Anhänger in Townships

Sein Stellvertreter Thabo Mbeki soll die Suppe jetzt auslöffeln. Schließlich hat er sie sich selbst eingebrockt. Denn als der Staatspräsident vor einigen Wochen Winnie feuern wollte, legte Mbeki sich quer. Sie hatte bei dem Begräbnis eines von weißen Kollegen erschossenen schwarzen Polizisten erklärt: „Der Präsident hat den Versöhnungskurs mit der weißen Minderheit zu sehr verinnerlicht.“ Winnie Mandela sagte, was vor allem viele junge Leute in den Townships denken, die ein Jahr nach den ersten demokratischen Wahlen in der Geschichte des Landes wegen der bisher ausgebliebenen Veränderungen enttäuscht sind.

Und sie verehren Winnie Mandela, als ob weder die Affäre um den sogenannten „Fußball-Klub“ noch ihre Verurteilung wegen Kindesentführung, noch ihre Eskapaden in finanziellen Angelegenheiten je passiert wäre. Im Gegenteil: Entsprechende Veröffentlichungen wie Enthüllungen über angebliche Schmiergelder verstärken in diesen Kreisen den Verdacht, Winnie Mandela sei einer Hexenjagd durch das weiße Establishment ausgesetzt.

- **Aufgabenstellung**:
1 > Zähle alle Vorgänge auf, die der Textauszug in der Wendung „als ob weder … je passiert wäre“ nennt.
2 > Gib den Textauszug wörtlich wieder, beginnend mit „Und sie verehren“ und weiter bis einschließlich „weiße Establishment ausgesetzt.“.

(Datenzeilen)
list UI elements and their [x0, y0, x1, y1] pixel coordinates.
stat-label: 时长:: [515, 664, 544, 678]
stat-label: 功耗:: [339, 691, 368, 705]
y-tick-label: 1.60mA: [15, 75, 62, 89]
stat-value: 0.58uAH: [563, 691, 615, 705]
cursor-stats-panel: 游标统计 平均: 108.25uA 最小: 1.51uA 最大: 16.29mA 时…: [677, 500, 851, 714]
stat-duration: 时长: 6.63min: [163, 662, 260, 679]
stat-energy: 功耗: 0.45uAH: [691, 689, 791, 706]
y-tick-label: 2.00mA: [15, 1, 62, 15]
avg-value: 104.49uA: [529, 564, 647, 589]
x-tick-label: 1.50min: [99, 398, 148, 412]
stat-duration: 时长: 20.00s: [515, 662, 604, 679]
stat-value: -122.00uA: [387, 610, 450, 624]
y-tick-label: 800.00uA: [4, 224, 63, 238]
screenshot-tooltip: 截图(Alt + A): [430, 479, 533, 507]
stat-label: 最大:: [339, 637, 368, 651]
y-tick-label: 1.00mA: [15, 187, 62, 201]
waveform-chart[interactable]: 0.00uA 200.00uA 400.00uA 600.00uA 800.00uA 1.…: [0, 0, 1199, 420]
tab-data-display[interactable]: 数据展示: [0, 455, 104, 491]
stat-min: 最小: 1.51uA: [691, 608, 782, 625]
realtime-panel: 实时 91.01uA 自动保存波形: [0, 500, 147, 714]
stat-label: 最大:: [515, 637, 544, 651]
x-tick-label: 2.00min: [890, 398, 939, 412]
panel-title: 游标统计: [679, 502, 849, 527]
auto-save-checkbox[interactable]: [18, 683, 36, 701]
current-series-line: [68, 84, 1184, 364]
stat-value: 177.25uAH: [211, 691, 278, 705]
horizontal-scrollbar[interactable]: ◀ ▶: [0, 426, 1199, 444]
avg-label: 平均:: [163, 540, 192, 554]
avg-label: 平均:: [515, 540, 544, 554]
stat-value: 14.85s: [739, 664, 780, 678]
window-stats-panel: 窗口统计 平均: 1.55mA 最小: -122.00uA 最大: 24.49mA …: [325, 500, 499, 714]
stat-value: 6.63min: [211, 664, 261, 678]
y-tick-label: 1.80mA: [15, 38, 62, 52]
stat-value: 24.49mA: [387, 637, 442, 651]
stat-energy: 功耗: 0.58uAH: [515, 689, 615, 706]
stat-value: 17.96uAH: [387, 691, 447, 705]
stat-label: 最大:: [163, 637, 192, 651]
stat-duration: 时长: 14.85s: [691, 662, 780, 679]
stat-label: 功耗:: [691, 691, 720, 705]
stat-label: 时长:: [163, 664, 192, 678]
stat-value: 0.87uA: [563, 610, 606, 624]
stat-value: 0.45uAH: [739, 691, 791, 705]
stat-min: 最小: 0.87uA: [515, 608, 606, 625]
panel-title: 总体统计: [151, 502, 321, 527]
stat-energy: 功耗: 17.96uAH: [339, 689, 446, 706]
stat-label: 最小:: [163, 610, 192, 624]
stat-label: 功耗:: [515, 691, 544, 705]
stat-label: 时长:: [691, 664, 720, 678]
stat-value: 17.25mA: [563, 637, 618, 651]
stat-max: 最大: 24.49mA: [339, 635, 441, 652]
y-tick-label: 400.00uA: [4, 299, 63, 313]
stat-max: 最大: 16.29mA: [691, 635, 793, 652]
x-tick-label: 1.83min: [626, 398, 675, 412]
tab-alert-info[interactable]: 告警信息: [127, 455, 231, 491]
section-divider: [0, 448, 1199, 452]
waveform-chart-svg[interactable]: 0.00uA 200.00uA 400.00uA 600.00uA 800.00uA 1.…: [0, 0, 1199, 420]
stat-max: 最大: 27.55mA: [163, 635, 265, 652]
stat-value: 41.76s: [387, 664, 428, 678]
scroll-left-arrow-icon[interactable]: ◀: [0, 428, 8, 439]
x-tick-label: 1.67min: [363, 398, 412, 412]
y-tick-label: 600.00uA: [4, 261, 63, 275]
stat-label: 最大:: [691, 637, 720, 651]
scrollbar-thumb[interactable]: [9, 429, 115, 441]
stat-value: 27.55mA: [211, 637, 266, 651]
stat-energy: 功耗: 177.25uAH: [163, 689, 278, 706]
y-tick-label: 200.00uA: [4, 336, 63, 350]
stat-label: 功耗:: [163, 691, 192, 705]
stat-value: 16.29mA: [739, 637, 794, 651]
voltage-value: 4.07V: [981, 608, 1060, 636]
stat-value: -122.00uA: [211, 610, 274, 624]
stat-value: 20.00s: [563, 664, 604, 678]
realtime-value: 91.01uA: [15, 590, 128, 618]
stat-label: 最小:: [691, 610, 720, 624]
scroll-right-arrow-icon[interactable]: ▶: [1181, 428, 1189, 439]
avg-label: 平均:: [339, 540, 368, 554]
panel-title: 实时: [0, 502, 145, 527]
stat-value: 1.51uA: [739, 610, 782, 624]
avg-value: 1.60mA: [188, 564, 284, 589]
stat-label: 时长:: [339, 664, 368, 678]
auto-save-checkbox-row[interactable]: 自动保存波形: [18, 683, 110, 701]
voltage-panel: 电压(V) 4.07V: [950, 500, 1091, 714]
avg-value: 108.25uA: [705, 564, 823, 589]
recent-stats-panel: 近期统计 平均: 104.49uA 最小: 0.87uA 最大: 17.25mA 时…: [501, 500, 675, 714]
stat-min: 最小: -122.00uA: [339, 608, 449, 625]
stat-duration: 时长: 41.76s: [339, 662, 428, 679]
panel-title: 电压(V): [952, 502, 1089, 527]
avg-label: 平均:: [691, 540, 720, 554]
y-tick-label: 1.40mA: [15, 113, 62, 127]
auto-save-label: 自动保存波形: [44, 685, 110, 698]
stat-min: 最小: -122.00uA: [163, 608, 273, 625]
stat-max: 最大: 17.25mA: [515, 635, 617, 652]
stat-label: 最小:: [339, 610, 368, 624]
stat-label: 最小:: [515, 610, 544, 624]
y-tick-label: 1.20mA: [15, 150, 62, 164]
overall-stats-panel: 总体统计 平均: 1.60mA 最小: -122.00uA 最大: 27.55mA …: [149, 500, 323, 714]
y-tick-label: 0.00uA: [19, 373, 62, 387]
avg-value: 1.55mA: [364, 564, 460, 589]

- **Lösungen**:
1 >
- die Affäre um den sogenannten „Fußball-Klub“
- ihre Verurteilung wegen Kindesentführung
- ihre Eskapaden in finanziellen Angelegenheiten

2 >
Und sie verehren Winnie Mandela, als ob weder die Affäre um den sogenannten „Fußball-Klub“ noch ihre Verurteilung wegen Kindesentführung, noch ihre Eskapaden in finanziellen Angelegenheiten je passiert wäre. Im Gegenteil: Entsprechende Veröffentlichungen wie Enthüllungen über angebliche Schmiergelder verstärken in diesen Kreisen den Verdacht, Winnie Mandela sei einer Hexenjagd durch das weiße Establishment ausgesetzt.